**Goal of the exercise:**
Exact repetition of every entry is required.

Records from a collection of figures
= = = =

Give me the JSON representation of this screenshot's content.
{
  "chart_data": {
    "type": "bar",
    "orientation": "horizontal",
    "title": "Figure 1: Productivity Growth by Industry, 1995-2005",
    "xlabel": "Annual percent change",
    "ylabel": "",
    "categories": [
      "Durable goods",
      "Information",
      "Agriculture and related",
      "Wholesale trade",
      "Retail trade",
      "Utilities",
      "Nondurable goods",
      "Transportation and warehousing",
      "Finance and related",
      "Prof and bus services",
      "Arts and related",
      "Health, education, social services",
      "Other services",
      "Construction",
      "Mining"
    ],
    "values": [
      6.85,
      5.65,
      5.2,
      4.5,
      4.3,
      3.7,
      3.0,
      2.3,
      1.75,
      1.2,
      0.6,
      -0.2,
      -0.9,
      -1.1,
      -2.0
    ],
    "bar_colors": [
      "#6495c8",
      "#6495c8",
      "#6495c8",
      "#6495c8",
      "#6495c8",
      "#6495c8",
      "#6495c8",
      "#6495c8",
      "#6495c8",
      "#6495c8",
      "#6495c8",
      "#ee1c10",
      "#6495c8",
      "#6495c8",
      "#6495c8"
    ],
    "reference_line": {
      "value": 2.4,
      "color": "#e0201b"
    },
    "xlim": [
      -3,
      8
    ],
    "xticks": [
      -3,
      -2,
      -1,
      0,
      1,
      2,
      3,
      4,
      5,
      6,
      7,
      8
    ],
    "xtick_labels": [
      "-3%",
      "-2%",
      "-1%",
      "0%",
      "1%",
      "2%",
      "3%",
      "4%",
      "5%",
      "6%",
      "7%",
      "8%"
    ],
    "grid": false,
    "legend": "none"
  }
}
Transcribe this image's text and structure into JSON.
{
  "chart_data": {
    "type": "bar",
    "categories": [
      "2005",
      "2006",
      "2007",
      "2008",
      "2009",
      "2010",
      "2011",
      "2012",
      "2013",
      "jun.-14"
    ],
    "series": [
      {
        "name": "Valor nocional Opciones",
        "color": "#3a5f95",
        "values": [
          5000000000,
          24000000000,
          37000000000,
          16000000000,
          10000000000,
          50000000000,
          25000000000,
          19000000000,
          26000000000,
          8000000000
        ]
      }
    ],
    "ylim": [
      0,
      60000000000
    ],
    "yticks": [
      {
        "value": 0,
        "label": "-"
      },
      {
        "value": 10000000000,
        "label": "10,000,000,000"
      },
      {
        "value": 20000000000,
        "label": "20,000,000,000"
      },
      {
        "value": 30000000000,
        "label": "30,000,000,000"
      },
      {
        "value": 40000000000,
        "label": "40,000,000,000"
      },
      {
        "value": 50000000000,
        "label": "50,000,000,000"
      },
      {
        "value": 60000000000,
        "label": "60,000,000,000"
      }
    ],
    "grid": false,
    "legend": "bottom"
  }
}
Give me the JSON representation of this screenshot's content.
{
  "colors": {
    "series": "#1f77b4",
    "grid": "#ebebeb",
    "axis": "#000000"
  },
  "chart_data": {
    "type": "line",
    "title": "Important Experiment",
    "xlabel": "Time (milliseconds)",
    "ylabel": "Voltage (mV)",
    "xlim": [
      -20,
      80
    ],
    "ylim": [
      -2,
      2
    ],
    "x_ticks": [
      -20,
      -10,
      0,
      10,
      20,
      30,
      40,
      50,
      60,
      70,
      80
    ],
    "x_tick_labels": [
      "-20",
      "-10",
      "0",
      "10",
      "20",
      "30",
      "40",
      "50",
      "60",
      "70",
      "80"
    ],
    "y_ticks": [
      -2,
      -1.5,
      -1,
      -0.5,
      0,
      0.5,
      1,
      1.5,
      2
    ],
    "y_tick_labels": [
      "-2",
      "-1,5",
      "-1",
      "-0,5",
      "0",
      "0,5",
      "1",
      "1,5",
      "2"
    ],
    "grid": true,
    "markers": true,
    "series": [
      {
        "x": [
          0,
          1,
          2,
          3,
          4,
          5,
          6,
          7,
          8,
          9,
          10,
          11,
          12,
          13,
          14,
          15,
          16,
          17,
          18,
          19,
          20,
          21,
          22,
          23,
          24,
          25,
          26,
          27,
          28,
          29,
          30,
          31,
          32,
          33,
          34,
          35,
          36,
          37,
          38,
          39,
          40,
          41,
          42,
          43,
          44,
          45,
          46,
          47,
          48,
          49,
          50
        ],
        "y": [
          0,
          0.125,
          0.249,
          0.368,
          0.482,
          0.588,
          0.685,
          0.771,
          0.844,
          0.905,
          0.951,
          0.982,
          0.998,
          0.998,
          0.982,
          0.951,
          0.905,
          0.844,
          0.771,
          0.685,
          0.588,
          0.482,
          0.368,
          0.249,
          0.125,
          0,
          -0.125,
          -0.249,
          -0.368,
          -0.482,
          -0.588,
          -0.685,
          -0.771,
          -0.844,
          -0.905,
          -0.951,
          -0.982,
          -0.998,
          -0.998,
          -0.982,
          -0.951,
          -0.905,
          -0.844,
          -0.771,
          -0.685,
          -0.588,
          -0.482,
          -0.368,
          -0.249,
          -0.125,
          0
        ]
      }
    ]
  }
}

= = = =

**Final result:**
Give me the JSON representation of this screenshot's content.
{
  "chart_data": {
    "type": "bar",
    "orientation": "horizontal",
    "title": "Figure 1: Productivity Growth by Industry, 1995-2005",
    "xlabel": "Annual percent change",
    "ylabel": "",
    "categories": [
      "Durable goods",
      "Information",
      "Agriculture and related",
      "Wholesale trade",
      "Retail trade",
      "Utilities",
      "Nondurable goods",
      "Transportation and warehousing",
      "Finance and related",
      "Prof and bus services",
      "Arts and related",
      "Health, education, social services",
      "Other services",
      "Construction",
      "Mining"
    ],
    "values": [
      6.85,
      5.65,
      5.2,
      4.5,
      4.3,
      3.7,
      3.0,
      2.3,
      1.75,
      1.2,
      0.6,
      -0.2,
      -0.9,
      -1.1,
      -2.0
    ],
    "bar_colors": [
      "#6495c8",
      "#6495c8",
      "#6495c8",
      "#6495c8",
      "#6495c8",
      "#6495c8",
      "#6495c8",
      "#6495c8",
      "#6495c8",
      "#6495c8",
      "#6495c8",
      "#ee1c10",
      "#6495c8",
      "#6495c8",
      "#6495c8"
    ],
    "reference_line": {
      "value": 2.4,
      "color": "#e0201b"
    },
    "xlim": [
      -3,
      8
    ],
    "xticks": [
      -3,
      -2,
      -1,
      0,
      1,
      2,
      3,
      4,
      5,
      6,
      7,
      8
    ],
    "xtick_labels": [
      "-3%",
      "-2%",
      "-1%",
      "0%",
      "1%",
      "2%",
      "3%",
      "4%",
      "5%",
      "6%",
      "7%",
      "8%"
    ],
    "grid": false,
    "legend": "none"
  }
}
Transcribe this image's text and structure into JSON.
{
  "chart_data": {
    "type": "bar",
    "categories": [
      "2005",
      "2006",
      "2007",
      "2008",
      "2009",
      "2010",
      "2011",
      "2012",
      "2013",
      "jun.-14"
    ],
    "series": [
      {
        "name": "Valor nocional Opciones",
        "color": "#3a5f95",
        "values": [
          5000000000,
          24000000000,
          37000000000,
          16000000000,
          10000000000,
          50000000000,
          25000000000,
          19000000000,
          26000000000,
          8000000000
        ]
      }
    ],
    "ylim": [
      0,
      60000000000
    ],
    "yticks": [
      {
        "value": 0,
        "label": "-"
      },
      {
        "value": 10000000000,
        "label": "10,000,000,000"
      },
      {
        "value": 20000000000,
        "label": "20,000,000,000"
      },
      {
        "value": 30000000000,
        "label": "30,000,000,000"
      },
      {
        "value": 40000000000,
        "label": "40,000,000,000"
      },
      {
        "value": 50000000000,
        "label": "50,000,000,000"
      },
      {
        "value": 60000000000,
        "label": "60,000,000,000"
      }
    ],
    "grid": false,
    "legend": "bottom"
  }
}
Give me the JSON representation of this screenshot's content.
{
  "colors": {
    "series": "#1f77b4",
    "grid": "#ebebeb",
    "axis": "#000000"
  },
  "chart_data": {
    "type": "line",
    "title": "Important Experiment",
    "xlabel": "Time (milliseconds)",
    "ylabel": "Voltage (mV)",
    "xlim": [
      -20,
      80
    ],
    "ylim": [
      -2,
      2
    ],
    "x_ticks": [
      -20,
      -10,
      0,
      10,
      20,
      30,
      40,
      50,
      60,
      70,
      80
    ],
    "x_tick_labels": [
      "-20",
      "-10",
      "0",
      "10",
      "20",
      "30",
      "40",
      "50",
      "60",
      "70",
      "80"
    ],
    "y_ticks": [
      -2,
      -1.5,
      -1,
      -0.5,
      0,
      0.5,
      1,
      1.5,
      2
    ],
    "y_tick_labels": [
      "-2",
      "-1,5",
      "-1",
      "-0,5",
      "0",
      "0,5",
      "1",
      "1,5",
      "2"
    ],
    "grid": true,
    "markers": true,
    "series": [
      {
        "x": [
          0,
          1,
          2,
          3,
          4,
          5,
          6,
          7,
          8,
          9,
          10,
          11,
          12,
          13,
          14,
          15,
          16,
          17,
          18,
          19,
          20,
          21,
          22,
          23,
          24,
          25,
          26,
          27,
          28,
          29,
          30,
          31,
          32,
          33,
          34,
          35,
          36,
          37,
          38,
          39,
          40,
          41,
          42,
          43,
          44,
          45,
          46,
          47,
          48,
          49,
          50
        ],
        "y": [
          0,
          0.125,
          0.249,
          0.368,
          0.482,
          0.588,
          0.685,
          0.771,
          0.844,
          0.905,
          0.951,
          0.982,
          0.998,
          0.998,
          0.982,
          0.951,
          0.905,
          0.844,
          0.771,
          0.685,
          0.588,
          0.482,
          0.368,
          0.249,
          0.125,
          0,
          -0.125,
          -0.249,
          -0.368,
          -0.482,
          -0.588,
          -0.685,
          -0.771,
          -0.844,
          -0.905,
          -0.951,
          -0.982,
          -0.998,
          -0.998,
          -0.982,
          -0.951,
          -0.905,
          -0.844,
          -0.771,
          -0.685,
          -0.588,
          -0.482,
          -0.368,
          -0.249,
          -0.125,
          0
        ]
      }
    ]
  }
}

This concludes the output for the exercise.